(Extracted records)
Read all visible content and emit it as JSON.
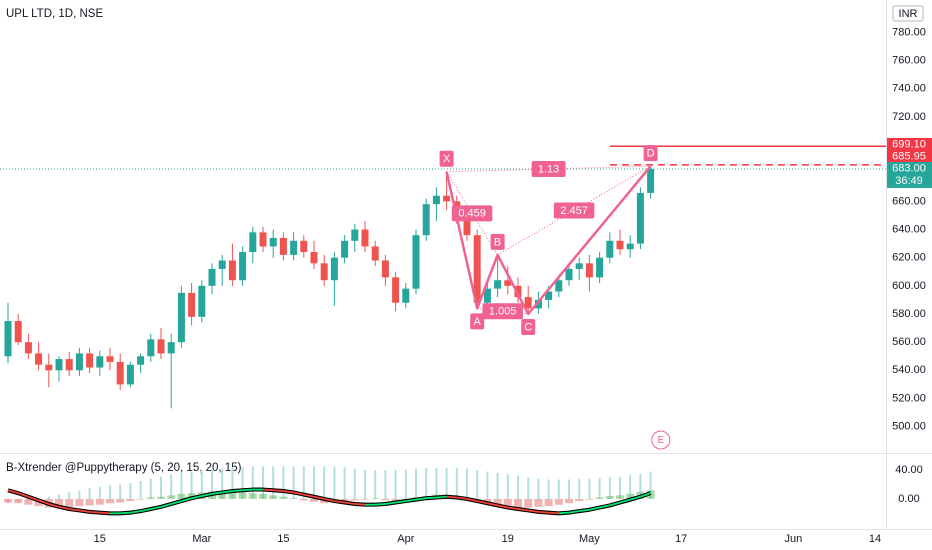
{
  "chart_data": [
    {
      "type": "candlestick",
      "title": "UPL LTD, 1D, NSE",
      "currency": "INR",
      "categories": [
        null,
        null,
        null,
        null,
        null,
        null,
        null,
        null,
        null,
        "15",
        null,
        null,
        null,
        null,
        null,
        null,
        null,
        null,
        null,
        "Mar",
        null,
        null,
        null,
        null,
        null,
        null,
        null,
        "15",
        null,
        null,
        null,
        null,
        null,
        null,
        null,
        null,
        null,
        null,
        null,
        "Apr",
        null,
        null,
        null,
        null,
        null,
        null,
        null,
        null,
        null,
        "19",
        null,
        null,
        null,
        null,
        null,
        null,
        null,
        "May",
        null,
        null,
        null,
        null,
        null,
        null,
        null,
        null,
        "17",
        null,
        null,
        null,
        null,
        null,
        null,
        null,
        null,
        null,
        null,
        "Jun",
        null,
        null,
        null,
        null,
        null,
        null,
        null,
        "14"
      ],
      "open": [
        550,
        575,
        560,
        552,
        544,
        540,
        548,
        540,
        552,
        542,
        550,
        546,
        530,
        544,
        550,
        562,
        552,
        560,
        595,
        578,
        600,
        612,
        618,
        604,
        624,
        638,
        628,
        634,
        622,
        632,
        624,
        616,
        604,
        620,
        632,
        640,
        628,
        618,
        606,
        588,
        598,
        636,
        658,
        664,
        660,
        648,
        636,
        588,
        598,
        604,
        600,
        592,
        584,
        590,
        596,
        604,
        612,
        616,
        606,
        620,
        632,
        626,
        630,
        666,
        null,
        null,
        null,
        null,
        null,
        null,
        null,
        null,
        null,
        null,
        null,
        null,
        null,
        null,
        null,
        null,
        null,
        null,
        null,
        null,
        null,
        null
      ],
      "high": [
        588,
        580,
        566,
        560,
        552,
        550,
        553,
        556,
        556,
        554,
        556,
        552,
        546,
        552,
        566,
        570,
        566,
        600,
        602,
        604,
        616,
        622,
        630,
        628,
        642,
        642,
        640,
        638,
        638,
        636,
        632,
        622,
        624,
        636,
        644,
        646,
        632,
        622,
        610,
        602,
        640,
        662,
        670,
        681,
        664,
        654,
        640,
        604,
        622,
        614,
        606,
        600,
        596,
        600,
        608,
        616,
        620,
        622,
        624,
        638,
        640,
        636,
        670,
        684,
        null,
        null,
        null,
        null,
        null,
        null,
        null,
        null,
        null,
        null,
        null,
        null,
        null,
        null,
        null,
        null,
        null,
        null,
        null,
        null,
        null,
        null
      ],
      "low": [
        545,
        558,
        548,
        540,
        528,
        532,
        536,
        536,
        538,
        536,
        540,
        526,
        528,
        538,
        546,
        548,
        513,
        556,
        572,
        574,
        594,
        600,
        600,
        600,
        616,
        624,
        620,
        618,
        618,
        620,
        612,
        600,
        586,
        616,
        624,
        624,
        614,
        600,
        582,
        584,
        594,
        632,
        646,
        654,
        644,
        632,
        584,
        580,
        592,
        594,
        588,
        580,
        580,
        584,
        592,
        600,
        604,
        596,
        602,
        616,
        622,
        620,
        626,
        662,
        null,
        null,
        null,
        null,
        null,
        null,
        null,
        null,
        null,
        null,
        null,
        null,
        null,
        null,
        null,
        null,
        null,
        null,
        null,
        null,
        null,
        null
      ],
      "close": [
        575,
        560,
        552,
        544,
        540,
        548,
        540,
        552,
        542,
        550,
        546,
        530,
        544,
        550,
        562,
        552,
        560,
        595,
        578,
        600,
        612,
        618,
        604,
        624,
        638,
        628,
        634,
        622,
        632,
        624,
        616,
        604,
        620,
        632,
        640,
        628,
        618,
        606,
        588,
        598,
        636,
        658,
        664,
        660,
        648,
        636,
        588,
        598,
        604,
        600,
        592,
        584,
        590,
        596,
        604,
        612,
        616,
        606,
        620,
        632,
        626,
        630,
        666,
        683,
        null,
        null,
        null,
        null,
        null,
        null,
        null,
        null,
        null,
        null,
        null,
        null,
        null,
        null,
        null,
        null,
        null,
        null,
        null,
        null,
        null,
        null
      ],
      "up_color": "#26a69a",
      "down_color": "#ef5350",
      "ylim": [
        482,
        803
      ],
      "yticks": [
        {
          "value": 780,
          "label": "780.00"
        },
        {
          "value": 760,
          "label": "760.00"
        },
        {
          "value": 740,
          "label": "740.00"
        },
        {
          "value": 720,
          "label": "720.00"
        },
        {
          "value": 700,
          "label": "700.00"
        },
        {
          "value": 680,
          "label": "680.00"
        },
        {
          "value": 660,
          "label": "660.00"
        },
        {
          "value": 640,
          "label": "640.00"
        },
        {
          "value": 620,
          "label": "620.00"
        },
        {
          "value": 600,
          "label": "600.00"
        },
        {
          "value": 580,
          "label": "580.00"
        },
        {
          "value": 560,
          "label": "560.00"
        },
        {
          "value": 540,
          "label": "540.00"
        },
        {
          "value": 520,
          "label": "520.00"
        },
        {
          "value": 500,
          "label": "500.00"
        }
      ],
      "price_lines": [
        {
          "value": 699.1,
          "label": "699.10",
          "color": "#f23645",
          "style": "solid"
        },
        {
          "value": 685.95,
          "label": "685.95",
          "color": "#f23645",
          "style": "dashed"
        }
      ],
      "current_price": {
        "value": 683,
        "label": "683.00",
        "countdown": "36:49",
        "color": "#26a69a"
      },
      "pattern": {
        "color": "#f06292",
        "points": [
          {
            "label": "X",
            "index": 43,
            "price": 681
          },
          {
            "label": "A",
            "index": 46,
            "price": 584
          },
          {
            "label": "B",
            "index": 48,
            "price": 622
          },
          {
            "label": "C",
            "index": 51,
            "price": 580
          },
          {
            "label": "D",
            "index": 63,
            "price": 685
          }
        ],
        "ratios": {
          "XB": 0.459,
          "XD": 1.13,
          "AC": 1.005,
          "BD": 2.457
        }
      },
      "event_marker": {
        "label": "E",
        "index": 64
      }
    },
    {
      "type": "oscillator",
      "title": "B-Xtrender @Puppytherapy (5, 20, 15, 20, 15)",
      "ylim": [
        -39,
        61
      ],
      "yticks": [
        {
          "value": 40,
          "label": "40.00"
        },
        {
          "value": 0,
          "label": "0.00"
        }
      ],
      "series": [
        {
          "style": "long-histogram",
          "up_color": "#b2dfdb",
          "down_color": "#f8bbd0",
          "values": [
            -6,
            -4,
            -2,
            0,
            3,
            6,
            9,
            12,
            15,
            17,
            19,
            20,
            22,
            25,
            28,
            31,
            34,
            36,
            38,
            40,
            41,
            42,
            43,
            44,
            45,
            45,
            45,
            45,
            45,
            45,
            45,
            45,
            45,
            44,
            42,
            40,
            40,
            40,
            40,
            41,
            42,
            43,
            43,
            43,
            43,
            42,
            40,
            38,
            36,
            34,
            32,
            30,
            28,
            27,
            27,
            27,
            28,
            28,
            29,
            30,
            31,
            33,
            35,
            38
          ]
        },
        {
          "style": "histogram",
          "up_color": "#66bb6a",
          "down_color": "#e57373",
          "values": [
            -5,
            -6,
            -8,
            -10,
            -12,
            -12,
            -11,
            -10,
            -9,
            -8,
            -6,
            -5,
            -3,
            -1,
            2,
            3,
            5,
            7,
            8,
            9,
            10,
            10,
            9,
            9,
            8,
            7,
            5,
            3,
            1,
            -2,
            -4,
            -6,
            -5,
            -3,
            -2,
            -1,
            1,
            -2,
            -5,
            -3,
            2,
            4,
            6,
            6,
            4,
            2,
            -4,
            -7,
            -9,
            -10,
            -12,
            -12,
            -11,
            -10,
            -8,
            -6,
            -3,
            -1,
            2,
            4,
            5,
            7,
            10,
            12
          ]
        },
        {
          "style": "line",
          "color": "#000000",
          "up_color": "#00e676",
          "down_color": "#f44336",
          "values": [
            12,
            8,
            3,
            -2,
            -7,
            -11,
            -14,
            -16,
            -18,
            -19,
            -20,
            -20,
            -19,
            -17,
            -14,
            -11,
            -7,
            -3,
            1,
            4,
            7,
            9,
            11,
            12,
            13,
            13,
            12,
            11,
            9,
            6,
            3,
            0,
            -3,
            -5,
            -7,
            -8,
            -8,
            -7,
            -5,
            -3,
            -1,
            1,
            2,
            3,
            2,
            0,
            -3,
            -6,
            -9,
            -12,
            -14,
            -16,
            -18,
            -19,
            -20,
            -19,
            -17,
            -15,
            -12,
            -9,
            -5,
            -1,
            3,
            8
          ]
        }
      ]
    }
  ]
}
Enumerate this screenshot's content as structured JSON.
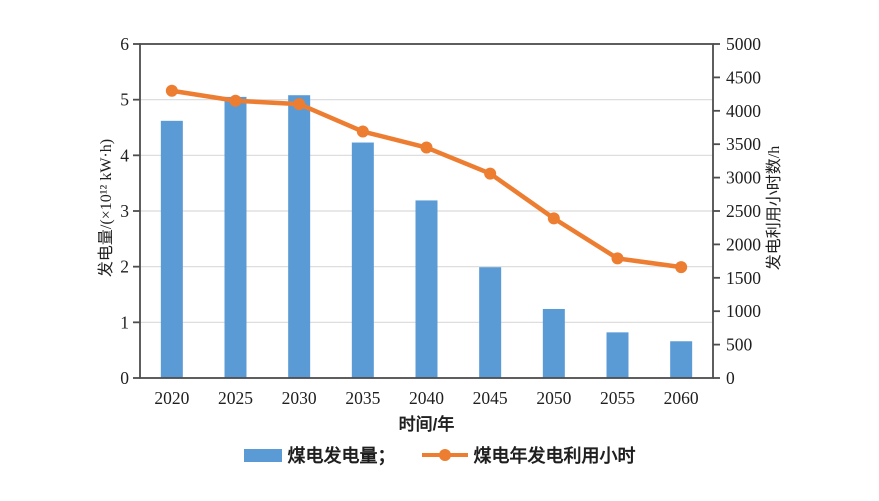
{
  "figure": {
    "background": "#ffffff"
  },
  "colors": {
    "bar": "#5B9BD5",
    "line": "#ED7D31",
    "grid": "#D9D9D9",
    "axis": "#4D4D4D",
    "tick_text": "#1F1F1F"
  },
  "chart_data": {
    "type": "bar",
    "subtype": "bar-and-line-dual-axis",
    "categories": [
      "2020",
      "2025",
      "2030",
      "2035",
      "2040",
      "2045",
      "2050",
      "2055",
      "2060"
    ],
    "series": [
      {
        "name": "煤电发电量",
        "type": "bar",
        "axis": "left",
        "color": "#5B9BD5",
        "values": [
          4.62,
          5.05,
          5.08,
          4.23,
          3.19,
          1.99,
          1.24,
          0.82,
          0.66
        ]
      },
      {
        "name": "煤电年发电利用小时",
        "type": "line",
        "axis": "right",
        "color": "#ED7D31",
        "marker": "circle",
        "values": [
          4300,
          4150,
          4100,
          3690,
          3450,
          3060,
          2390,
          1790,
          1660
        ]
      }
    ],
    "left_axis": {
      "label": "发电量/(×10¹² kW·h)",
      "min": 0,
      "max": 6,
      "step": 1,
      "ticks": [
        "0",
        "1",
        "2",
        "3",
        "4",
        "5",
        "6"
      ]
    },
    "right_axis": {
      "label": "发电利用小时数/h",
      "min": 0,
      "max": 5000,
      "step": 500,
      "ticks": [
        "0",
        "500",
        "1000",
        "1500",
        "2000",
        "2500",
        "3000",
        "3500",
        "4000",
        "4500",
        "5000"
      ]
    },
    "x_axis": {
      "label": "时间/年"
    },
    "grid": "horizontal-on",
    "legend": {
      "position": "bottom",
      "items": [
        {
          "label": "煤电发电量；",
          "swatch": "bar"
        },
        {
          "label": "煤电年发电利用小时",
          "swatch": "line"
        }
      ]
    }
  }
}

* [Given instruction] Identify the lines in the entries above that contain "index", then copy them out.

* [Solved exercise]
            "index": 43,
            "index": 46,
            "index": 48,
            "index": 51,
            "index": 63,
        "index": 64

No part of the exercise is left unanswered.